┌─ RECORDS FOR THE EXERCISE

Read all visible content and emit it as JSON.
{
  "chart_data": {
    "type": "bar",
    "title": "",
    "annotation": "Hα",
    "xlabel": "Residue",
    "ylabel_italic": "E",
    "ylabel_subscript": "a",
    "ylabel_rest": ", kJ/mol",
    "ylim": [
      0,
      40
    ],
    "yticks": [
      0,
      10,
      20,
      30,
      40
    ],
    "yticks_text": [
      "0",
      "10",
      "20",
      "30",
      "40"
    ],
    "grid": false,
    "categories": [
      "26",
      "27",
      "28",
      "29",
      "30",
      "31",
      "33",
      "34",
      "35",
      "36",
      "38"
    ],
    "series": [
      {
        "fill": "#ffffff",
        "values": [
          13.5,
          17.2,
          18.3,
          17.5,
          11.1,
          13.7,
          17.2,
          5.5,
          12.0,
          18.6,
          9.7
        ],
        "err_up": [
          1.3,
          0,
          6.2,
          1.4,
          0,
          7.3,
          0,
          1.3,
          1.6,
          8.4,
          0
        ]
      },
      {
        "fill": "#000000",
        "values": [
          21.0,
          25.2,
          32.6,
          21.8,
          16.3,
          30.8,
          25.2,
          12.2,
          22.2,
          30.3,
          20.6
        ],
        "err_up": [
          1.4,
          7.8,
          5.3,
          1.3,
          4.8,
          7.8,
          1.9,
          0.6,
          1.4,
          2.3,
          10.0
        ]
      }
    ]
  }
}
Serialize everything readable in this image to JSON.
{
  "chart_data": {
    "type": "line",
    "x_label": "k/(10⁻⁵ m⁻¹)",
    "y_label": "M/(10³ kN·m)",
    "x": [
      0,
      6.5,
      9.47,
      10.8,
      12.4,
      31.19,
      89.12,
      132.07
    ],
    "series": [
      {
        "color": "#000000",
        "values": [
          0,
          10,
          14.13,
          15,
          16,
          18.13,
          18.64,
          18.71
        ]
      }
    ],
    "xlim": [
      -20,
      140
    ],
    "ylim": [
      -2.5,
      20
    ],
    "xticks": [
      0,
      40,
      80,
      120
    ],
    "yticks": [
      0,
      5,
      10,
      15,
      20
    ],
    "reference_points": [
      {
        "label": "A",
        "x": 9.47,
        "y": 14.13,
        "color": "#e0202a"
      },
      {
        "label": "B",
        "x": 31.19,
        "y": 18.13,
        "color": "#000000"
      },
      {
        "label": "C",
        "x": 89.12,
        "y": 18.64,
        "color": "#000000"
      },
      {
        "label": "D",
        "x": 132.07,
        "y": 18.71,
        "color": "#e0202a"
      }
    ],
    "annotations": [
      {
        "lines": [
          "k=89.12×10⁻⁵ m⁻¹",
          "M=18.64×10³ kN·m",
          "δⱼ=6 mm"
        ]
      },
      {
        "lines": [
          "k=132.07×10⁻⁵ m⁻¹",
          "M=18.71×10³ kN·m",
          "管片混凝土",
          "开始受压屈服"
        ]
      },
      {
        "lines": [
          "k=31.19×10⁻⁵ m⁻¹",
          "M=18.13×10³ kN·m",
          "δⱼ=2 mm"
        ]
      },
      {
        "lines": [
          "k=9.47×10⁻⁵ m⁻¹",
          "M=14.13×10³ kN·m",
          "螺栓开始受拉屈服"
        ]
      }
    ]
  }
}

└─

▶ [THE EXERCISE] Print the material above once more, exactly.

▶ [THE RESULT]
Read all visible content and emit it as JSON.
{
  "chart_data": {
    "type": "bar",
    "title": "",
    "annotation": "Hα",
    "xlabel": "Residue",
    "ylabel_italic": "E",
    "ylabel_subscript": "a",
    "ylabel_rest": ", kJ/mol",
    "ylim": [
      0,
      40
    ],
    "yticks": [
      0,
      10,
      20,
      30,
      40
    ],
    "yticks_text": [
      "0",
      "10",
      "20",
      "30",
      "40"
    ],
    "grid": false,
    "categories": [
      "26",
      "27",
      "28",
      "29",
      "30",
      "31",
      "33",
      "34",
      "35",
      "36",
      "38"
    ],
    "series": [
      {
        "fill": "#ffffff",
        "values": [
          13.5,
          17.2,
          18.3,
          17.5,
          11.1,
          13.7,
          17.2,
          5.5,
          12.0,
          18.6,
          9.7
        ],
        "err_up": [
          1.3,
          0,
          6.2,
          1.4,
          0,
          7.3,
          0,
          1.3,
          1.6,
          8.4,
          0
        ]
      },
      {
        "fill": "#000000",
        "values": [
          21.0,
          25.2,
          32.6,
          21.8,
          16.3,
          30.8,
          25.2,
          12.2,
          22.2,
          30.3,
          20.6
        ],
        "err_up": [
          1.4,
          7.8,
          5.3,
          1.3,
          4.8,
          7.8,
          1.9,
          0.6,
          1.4,
          2.3,
          10.0
        ]
      }
    ]
  }
}
Serialize everything readable in this image to JSON.
{
  "chart_data": {
    "type": "line",
    "x_label": "k/(10⁻⁵ m⁻¹)",
    "y_label": "M/(10³ kN·m)",
    "x": [
      0,
      6.5,
      9.47,
      10.8,
      12.4,
      31.19,
      89.12,
      132.07
    ],
    "series": [
      {
        "color": "#000000",
        "values": [
          0,
          10,
          14.13,
          15,
          16,
          18.13,
          18.64,
          18.71
        ]
      }
    ],
    "xlim": [
      -20,
      140
    ],
    "ylim": [
      -2.5,
      20
    ],
    "xticks": [
      0,
      40,
      80,
      120
    ],
    "yticks": [
      0,
      5,
      10,
      15,
      20
    ],
    "reference_points": [
      {
        "label": "A",
        "x": 9.47,
        "y": 14.13,
        "color": "#e0202a"
      },
      {
        "label": "B",
        "x": 31.19,
        "y": 18.13,
        "color": "#000000"
      },
      {
        "label": "C",
        "x": 89.12,
        "y": 18.64,
        "color": "#000000"
      },
      {
        "label": "D",
        "x": 132.07,
        "y": 18.71,
        "color": "#e0202a"
      }
    ],
    "annotations": [
      {
        "lines": [
          "k=89.12×10⁻⁵ m⁻¹",
          "M=18.64×10³ kN·m",
          "δⱼ=6 mm"
        ]
      },
      {
        "lines": [
          "k=132.07×10⁻⁵ m⁻¹",
          "M=18.71×10³ kN·m",
          "管片混凝土",
          "开始受压屈服"
        ]
      },
      {
        "lines": [
          "k=31.19×10⁻⁵ m⁻¹",
          "M=18.13×10³ kN·m",
          "δⱼ=2 mm"
        ]
      },
      {
        "lines": [
          "k=9.47×10⁻⁵ m⁻¹",
          "M=14.13×10³ kN·m",
          "螺栓开始受拉屈服"
        ]
      }
    ]
  }
}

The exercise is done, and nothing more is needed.